Reproduce the records exactly.
--- start of Task input ---
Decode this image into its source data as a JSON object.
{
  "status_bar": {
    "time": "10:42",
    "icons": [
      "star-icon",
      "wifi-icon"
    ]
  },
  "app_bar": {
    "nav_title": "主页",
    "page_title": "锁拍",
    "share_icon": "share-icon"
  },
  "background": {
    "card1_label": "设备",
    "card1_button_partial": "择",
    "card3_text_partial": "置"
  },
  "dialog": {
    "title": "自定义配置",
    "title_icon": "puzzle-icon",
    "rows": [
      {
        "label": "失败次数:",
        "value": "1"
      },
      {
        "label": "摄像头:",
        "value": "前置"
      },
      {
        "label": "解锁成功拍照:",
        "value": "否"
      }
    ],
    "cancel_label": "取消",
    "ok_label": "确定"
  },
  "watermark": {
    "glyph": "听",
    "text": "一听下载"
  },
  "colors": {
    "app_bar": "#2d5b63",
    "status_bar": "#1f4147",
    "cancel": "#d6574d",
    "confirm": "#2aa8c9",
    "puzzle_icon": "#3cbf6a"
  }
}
--- end of Task input ---
> Solution to this problem:
Decode this image into its source data as a JSON object.
{
  "status_bar": {
    "time": "10:42",
    "icons": [
      "star-icon",
      "wifi-icon"
    ]
  },
  "app_bar": {
    "nav_title": "主页",
    "page_title": "锁拍",
    "share_icon": "share-icon"
  },
  "background": {
    "card1_label": "设备",
    "card1_button_partial": "择",
    "card3_text_partial": "置"
  },
  "dialog": {
    "title": "自定义配置",
    "title_icon": "puzzle-icon",
    "rows": [
      {
        "label": "失败次数:",
        "value": "1"
      },
      {
        "label": "摄像头:",
        "value": "前置"
      },
      {
        "label": "解锁成功拍照:",
        "value": "否"
      }
    ],
    "cancel_label": "取消",
    "ok_label": "确定"
  },
  "watermark": {
    "glyph": "听",
    "text": "一听下载"
  },
  "colors": {
    "app_bar": "#2d5b63",
    "status_bar": "#1f4147",
    "cancel": "#d6574d",
    "confirm": "#2aa8c9",
    "puzzle_icon": "#3cbf6a"
  }
}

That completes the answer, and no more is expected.